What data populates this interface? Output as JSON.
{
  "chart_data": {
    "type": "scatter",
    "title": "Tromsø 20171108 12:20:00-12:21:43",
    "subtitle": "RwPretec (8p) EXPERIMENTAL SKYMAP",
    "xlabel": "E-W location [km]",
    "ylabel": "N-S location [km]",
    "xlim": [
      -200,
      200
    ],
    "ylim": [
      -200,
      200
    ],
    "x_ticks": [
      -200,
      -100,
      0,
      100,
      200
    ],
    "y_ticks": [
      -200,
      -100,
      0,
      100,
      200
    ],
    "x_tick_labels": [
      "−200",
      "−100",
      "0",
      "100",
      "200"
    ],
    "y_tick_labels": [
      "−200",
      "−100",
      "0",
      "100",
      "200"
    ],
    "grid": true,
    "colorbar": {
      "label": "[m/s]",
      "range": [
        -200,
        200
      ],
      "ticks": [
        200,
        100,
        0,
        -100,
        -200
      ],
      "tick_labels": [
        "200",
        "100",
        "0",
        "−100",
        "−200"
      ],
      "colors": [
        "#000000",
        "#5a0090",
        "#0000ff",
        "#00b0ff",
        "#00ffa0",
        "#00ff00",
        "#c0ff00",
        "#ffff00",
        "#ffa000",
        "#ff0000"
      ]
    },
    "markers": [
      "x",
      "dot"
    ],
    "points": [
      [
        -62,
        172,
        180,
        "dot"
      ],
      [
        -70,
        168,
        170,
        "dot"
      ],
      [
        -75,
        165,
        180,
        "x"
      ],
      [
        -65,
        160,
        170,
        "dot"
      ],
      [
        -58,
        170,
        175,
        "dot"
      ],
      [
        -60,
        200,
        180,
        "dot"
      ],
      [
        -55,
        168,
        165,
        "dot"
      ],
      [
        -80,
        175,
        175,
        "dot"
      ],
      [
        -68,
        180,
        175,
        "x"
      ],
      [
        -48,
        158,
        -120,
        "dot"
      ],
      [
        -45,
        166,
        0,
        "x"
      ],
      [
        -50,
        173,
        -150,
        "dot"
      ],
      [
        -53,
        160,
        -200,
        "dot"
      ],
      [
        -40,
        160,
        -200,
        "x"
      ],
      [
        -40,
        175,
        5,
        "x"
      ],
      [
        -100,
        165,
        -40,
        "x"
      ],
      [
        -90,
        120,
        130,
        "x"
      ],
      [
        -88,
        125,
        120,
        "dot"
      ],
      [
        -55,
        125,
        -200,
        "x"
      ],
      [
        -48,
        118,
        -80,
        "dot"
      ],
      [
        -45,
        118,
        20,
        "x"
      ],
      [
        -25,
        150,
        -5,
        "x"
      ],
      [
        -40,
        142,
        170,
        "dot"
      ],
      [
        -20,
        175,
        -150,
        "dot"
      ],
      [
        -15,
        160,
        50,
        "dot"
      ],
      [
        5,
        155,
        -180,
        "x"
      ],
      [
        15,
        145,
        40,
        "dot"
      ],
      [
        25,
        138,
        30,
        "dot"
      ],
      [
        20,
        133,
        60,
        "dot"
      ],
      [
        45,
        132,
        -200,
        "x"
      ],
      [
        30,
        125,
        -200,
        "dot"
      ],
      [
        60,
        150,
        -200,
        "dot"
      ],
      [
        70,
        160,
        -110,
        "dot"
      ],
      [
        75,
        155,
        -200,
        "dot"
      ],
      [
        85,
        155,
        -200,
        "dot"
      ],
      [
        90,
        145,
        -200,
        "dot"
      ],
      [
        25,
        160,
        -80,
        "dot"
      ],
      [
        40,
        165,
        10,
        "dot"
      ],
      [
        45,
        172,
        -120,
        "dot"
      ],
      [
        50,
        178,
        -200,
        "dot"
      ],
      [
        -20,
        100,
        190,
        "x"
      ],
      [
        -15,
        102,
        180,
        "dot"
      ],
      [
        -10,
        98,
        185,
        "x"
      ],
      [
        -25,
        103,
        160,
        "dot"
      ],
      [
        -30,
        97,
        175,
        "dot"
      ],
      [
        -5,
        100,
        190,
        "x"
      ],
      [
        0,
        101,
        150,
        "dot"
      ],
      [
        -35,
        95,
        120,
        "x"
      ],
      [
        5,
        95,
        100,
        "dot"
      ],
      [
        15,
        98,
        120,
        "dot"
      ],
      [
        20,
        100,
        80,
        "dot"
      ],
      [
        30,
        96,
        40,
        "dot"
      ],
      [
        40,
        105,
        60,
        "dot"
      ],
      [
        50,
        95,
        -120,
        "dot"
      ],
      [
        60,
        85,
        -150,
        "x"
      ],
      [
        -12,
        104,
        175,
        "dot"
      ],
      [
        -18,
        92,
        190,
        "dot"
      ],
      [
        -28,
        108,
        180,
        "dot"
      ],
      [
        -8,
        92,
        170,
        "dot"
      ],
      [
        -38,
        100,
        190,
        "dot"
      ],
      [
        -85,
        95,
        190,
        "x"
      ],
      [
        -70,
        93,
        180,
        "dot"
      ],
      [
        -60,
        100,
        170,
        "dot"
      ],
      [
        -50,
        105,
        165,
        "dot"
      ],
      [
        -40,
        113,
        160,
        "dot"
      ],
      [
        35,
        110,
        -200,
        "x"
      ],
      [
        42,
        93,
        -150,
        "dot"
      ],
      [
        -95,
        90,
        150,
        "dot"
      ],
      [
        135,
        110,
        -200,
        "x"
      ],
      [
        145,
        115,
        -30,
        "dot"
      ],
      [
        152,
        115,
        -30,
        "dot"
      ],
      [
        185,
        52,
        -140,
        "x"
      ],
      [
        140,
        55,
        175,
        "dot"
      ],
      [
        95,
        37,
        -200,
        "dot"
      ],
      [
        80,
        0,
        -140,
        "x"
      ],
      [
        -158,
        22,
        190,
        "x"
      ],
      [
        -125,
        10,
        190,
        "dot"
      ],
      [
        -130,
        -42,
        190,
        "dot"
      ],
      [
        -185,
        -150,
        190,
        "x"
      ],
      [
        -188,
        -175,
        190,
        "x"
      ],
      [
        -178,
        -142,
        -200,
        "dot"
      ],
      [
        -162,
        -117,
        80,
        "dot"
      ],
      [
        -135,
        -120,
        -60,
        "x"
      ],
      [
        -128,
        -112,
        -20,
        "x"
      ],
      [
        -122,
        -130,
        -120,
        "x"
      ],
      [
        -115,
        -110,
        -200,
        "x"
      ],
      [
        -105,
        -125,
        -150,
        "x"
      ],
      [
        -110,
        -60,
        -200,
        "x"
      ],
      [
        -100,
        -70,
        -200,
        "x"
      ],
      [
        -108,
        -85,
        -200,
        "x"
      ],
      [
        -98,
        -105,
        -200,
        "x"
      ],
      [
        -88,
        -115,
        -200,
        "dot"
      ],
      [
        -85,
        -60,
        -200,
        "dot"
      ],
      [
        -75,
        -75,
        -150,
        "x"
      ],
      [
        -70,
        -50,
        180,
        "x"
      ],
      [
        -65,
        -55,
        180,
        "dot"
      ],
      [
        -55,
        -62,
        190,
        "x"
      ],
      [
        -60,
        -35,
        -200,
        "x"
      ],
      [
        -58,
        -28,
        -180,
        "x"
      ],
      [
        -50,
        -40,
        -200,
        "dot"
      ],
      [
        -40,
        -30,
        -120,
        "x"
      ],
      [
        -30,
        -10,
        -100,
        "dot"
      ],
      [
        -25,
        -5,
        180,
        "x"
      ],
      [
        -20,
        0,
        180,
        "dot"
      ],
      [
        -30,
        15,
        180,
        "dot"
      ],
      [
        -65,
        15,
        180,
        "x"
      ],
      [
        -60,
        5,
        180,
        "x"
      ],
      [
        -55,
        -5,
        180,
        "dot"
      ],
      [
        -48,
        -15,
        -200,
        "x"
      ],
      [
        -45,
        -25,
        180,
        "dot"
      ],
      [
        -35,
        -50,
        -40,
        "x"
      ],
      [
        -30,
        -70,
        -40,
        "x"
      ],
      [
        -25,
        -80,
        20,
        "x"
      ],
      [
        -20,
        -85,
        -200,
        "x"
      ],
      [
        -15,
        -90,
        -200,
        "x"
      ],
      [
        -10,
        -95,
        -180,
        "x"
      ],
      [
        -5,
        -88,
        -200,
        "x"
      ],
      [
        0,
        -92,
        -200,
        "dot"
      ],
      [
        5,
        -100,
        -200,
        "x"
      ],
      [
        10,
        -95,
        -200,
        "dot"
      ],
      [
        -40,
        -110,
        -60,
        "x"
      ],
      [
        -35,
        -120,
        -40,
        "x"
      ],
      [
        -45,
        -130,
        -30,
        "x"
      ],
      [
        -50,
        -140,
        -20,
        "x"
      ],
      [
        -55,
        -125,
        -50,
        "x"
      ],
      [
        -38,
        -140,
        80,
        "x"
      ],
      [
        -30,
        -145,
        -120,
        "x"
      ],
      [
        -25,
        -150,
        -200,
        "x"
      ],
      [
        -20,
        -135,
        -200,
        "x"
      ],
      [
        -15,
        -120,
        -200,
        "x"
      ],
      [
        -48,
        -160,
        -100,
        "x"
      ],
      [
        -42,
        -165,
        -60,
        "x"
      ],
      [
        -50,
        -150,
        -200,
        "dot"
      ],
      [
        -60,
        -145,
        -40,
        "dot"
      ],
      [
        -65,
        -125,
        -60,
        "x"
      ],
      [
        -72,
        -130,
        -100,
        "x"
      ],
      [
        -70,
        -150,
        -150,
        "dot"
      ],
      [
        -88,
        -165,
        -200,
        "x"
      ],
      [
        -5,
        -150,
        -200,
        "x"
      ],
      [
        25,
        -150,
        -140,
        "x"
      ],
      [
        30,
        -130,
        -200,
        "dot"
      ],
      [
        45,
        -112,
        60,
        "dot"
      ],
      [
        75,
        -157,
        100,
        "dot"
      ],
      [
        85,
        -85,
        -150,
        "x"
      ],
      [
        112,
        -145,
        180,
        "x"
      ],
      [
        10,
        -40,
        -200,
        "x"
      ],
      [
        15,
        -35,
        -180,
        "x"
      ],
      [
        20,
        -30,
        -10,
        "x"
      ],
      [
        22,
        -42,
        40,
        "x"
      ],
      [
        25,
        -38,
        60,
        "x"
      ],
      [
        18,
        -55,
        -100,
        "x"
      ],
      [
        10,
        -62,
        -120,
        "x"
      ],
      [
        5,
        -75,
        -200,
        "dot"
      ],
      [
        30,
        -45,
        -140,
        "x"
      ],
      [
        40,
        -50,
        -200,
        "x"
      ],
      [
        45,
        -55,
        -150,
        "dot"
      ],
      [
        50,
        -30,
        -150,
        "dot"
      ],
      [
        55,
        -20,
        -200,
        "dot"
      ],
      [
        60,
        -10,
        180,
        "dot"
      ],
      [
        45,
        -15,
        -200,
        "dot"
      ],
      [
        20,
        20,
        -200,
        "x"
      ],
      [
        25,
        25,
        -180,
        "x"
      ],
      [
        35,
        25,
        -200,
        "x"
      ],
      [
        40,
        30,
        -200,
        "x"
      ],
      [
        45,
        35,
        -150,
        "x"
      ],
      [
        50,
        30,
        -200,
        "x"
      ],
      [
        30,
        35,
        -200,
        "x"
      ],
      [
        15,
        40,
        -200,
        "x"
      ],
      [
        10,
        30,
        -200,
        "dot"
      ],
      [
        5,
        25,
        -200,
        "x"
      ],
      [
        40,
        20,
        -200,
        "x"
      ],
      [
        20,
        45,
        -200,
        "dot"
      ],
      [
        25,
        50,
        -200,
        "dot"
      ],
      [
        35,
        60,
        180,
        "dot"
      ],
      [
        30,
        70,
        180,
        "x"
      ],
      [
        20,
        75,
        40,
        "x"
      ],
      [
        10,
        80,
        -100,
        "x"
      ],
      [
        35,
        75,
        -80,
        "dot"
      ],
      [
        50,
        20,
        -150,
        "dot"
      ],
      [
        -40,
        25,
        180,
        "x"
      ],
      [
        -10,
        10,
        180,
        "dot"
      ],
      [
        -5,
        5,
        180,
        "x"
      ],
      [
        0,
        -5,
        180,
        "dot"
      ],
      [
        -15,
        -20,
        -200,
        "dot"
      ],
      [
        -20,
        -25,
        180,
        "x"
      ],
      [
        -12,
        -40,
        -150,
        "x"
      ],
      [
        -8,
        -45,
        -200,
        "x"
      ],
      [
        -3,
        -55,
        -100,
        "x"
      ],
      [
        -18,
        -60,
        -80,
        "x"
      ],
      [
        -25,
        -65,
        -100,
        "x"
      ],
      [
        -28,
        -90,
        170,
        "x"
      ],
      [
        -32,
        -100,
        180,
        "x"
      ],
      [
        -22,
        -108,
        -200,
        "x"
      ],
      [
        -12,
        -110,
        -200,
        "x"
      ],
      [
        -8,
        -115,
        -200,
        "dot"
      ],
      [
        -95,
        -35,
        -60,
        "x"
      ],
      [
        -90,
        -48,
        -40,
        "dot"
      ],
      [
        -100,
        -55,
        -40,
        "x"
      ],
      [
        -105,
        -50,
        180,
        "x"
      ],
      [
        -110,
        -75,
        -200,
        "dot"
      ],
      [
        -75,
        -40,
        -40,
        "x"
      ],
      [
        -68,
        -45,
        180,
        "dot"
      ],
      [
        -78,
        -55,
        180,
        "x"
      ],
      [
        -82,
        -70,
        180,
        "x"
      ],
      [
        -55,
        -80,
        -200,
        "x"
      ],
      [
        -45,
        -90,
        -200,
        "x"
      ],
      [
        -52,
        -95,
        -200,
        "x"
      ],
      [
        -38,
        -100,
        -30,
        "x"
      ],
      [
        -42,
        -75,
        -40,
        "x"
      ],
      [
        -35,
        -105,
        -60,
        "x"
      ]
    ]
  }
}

### Written exercise
Pull out every line of the records that includes the string "location".

### Reply
    "xlabel": "E-W location [km]",
    "ylabel": "N-S location [km]",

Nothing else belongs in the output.